Input data Start Marker

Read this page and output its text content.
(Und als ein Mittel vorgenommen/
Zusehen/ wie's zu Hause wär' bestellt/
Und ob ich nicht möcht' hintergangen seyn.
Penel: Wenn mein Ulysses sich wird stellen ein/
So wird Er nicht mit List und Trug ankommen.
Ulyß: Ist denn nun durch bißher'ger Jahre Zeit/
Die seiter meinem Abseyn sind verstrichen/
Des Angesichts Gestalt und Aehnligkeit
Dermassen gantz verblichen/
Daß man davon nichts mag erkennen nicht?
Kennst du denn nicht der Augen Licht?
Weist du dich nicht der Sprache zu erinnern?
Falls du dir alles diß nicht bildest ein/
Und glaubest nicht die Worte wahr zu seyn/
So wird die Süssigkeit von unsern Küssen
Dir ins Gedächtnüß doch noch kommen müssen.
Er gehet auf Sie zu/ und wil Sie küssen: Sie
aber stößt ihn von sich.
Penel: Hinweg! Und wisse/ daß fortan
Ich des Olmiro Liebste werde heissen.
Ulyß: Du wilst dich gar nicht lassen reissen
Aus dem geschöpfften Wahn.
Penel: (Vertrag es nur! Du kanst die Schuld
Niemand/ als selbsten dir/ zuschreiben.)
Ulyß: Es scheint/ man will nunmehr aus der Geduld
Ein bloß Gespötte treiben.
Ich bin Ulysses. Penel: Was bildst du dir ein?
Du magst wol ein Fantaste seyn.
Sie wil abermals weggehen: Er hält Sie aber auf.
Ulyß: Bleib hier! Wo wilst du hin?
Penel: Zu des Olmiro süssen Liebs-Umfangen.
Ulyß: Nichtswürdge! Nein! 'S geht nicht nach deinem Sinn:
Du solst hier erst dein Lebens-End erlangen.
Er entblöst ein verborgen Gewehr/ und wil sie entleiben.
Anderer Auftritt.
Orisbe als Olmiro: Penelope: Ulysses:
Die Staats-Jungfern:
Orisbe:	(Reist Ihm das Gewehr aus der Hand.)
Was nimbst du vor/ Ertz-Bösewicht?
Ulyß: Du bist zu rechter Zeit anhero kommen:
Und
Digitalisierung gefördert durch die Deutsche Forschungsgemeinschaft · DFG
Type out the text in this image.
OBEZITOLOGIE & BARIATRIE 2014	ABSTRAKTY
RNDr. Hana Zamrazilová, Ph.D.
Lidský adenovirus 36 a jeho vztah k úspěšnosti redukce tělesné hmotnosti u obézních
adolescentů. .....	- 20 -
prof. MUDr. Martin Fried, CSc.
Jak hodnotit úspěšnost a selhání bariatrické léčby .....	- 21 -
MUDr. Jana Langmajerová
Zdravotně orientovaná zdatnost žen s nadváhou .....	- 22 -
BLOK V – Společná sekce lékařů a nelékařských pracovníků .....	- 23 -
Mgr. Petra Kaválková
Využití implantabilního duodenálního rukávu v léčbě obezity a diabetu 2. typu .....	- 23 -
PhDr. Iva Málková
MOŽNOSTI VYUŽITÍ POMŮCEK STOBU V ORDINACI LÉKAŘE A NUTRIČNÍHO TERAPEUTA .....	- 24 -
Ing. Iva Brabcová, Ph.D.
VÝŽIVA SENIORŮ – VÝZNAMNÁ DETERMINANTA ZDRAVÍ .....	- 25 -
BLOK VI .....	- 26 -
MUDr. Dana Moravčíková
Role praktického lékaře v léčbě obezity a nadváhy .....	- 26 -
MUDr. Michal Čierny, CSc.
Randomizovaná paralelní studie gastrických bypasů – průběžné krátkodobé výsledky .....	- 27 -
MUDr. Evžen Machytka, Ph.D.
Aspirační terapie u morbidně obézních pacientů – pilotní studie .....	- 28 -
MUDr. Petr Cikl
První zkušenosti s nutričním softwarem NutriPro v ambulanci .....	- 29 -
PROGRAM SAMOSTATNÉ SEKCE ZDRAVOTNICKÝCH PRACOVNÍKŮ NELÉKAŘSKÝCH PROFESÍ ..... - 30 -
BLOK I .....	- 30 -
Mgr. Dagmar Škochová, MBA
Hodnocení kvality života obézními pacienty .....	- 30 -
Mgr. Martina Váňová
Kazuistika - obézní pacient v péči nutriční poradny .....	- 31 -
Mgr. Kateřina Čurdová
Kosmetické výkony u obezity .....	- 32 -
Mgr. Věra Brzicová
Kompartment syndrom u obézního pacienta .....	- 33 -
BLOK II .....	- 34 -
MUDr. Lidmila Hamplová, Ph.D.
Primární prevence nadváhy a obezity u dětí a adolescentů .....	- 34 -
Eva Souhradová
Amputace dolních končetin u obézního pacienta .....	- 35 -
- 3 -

Input data End Marker

What is being asked: Copy the lines from the entries above in which the word "this" appears.

The answer:
Read this page and output its text content.
Type out the text in this image.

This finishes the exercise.